TASK TO COMPLETE:
Tally the lines that include "chart". Output the number only.

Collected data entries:
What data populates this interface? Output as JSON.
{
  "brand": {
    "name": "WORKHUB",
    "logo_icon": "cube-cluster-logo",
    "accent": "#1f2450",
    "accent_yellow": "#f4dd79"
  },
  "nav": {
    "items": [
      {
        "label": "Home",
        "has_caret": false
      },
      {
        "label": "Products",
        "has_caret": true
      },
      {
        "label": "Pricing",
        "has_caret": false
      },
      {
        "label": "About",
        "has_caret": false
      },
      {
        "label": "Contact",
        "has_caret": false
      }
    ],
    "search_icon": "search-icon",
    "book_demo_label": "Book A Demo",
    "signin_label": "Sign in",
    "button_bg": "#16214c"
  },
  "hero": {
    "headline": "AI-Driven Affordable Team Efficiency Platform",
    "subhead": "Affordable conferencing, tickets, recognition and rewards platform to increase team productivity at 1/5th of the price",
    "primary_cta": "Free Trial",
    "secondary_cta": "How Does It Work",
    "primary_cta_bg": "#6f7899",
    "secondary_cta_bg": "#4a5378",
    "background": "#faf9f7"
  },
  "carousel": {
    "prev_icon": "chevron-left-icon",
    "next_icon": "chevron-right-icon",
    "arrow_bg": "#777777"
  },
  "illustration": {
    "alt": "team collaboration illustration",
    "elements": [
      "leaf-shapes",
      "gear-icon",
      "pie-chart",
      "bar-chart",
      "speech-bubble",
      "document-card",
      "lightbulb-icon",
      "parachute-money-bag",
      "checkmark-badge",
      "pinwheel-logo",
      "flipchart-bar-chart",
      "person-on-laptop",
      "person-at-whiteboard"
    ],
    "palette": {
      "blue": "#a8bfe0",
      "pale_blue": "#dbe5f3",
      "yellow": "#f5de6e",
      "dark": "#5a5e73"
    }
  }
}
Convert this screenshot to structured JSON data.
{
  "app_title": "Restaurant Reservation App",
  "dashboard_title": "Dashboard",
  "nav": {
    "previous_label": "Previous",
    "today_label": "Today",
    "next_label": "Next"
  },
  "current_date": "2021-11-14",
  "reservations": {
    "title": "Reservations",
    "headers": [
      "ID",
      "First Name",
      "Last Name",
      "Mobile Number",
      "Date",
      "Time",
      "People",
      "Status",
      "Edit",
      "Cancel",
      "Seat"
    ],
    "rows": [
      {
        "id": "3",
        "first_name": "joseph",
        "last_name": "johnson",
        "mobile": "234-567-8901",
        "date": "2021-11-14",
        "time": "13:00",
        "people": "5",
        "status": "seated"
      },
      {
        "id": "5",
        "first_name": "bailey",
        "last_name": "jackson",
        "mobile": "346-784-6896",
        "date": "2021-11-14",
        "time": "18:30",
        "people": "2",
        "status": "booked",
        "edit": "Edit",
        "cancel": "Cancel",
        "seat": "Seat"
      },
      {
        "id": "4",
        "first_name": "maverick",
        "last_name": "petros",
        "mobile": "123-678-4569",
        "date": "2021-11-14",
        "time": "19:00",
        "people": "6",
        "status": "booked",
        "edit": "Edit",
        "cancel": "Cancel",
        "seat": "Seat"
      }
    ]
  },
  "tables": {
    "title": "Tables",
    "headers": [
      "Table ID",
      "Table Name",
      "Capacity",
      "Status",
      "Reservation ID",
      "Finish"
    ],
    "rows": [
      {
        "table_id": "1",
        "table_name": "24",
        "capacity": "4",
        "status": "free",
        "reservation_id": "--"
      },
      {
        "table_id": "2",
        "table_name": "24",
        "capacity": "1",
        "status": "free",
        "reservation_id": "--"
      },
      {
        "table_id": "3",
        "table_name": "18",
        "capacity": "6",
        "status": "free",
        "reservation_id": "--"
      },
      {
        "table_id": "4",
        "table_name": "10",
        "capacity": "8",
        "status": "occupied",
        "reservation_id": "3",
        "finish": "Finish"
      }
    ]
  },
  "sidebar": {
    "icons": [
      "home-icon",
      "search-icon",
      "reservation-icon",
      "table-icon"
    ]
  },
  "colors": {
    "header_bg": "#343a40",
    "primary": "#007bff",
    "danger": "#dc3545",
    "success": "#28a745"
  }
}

TASK RESULT:
3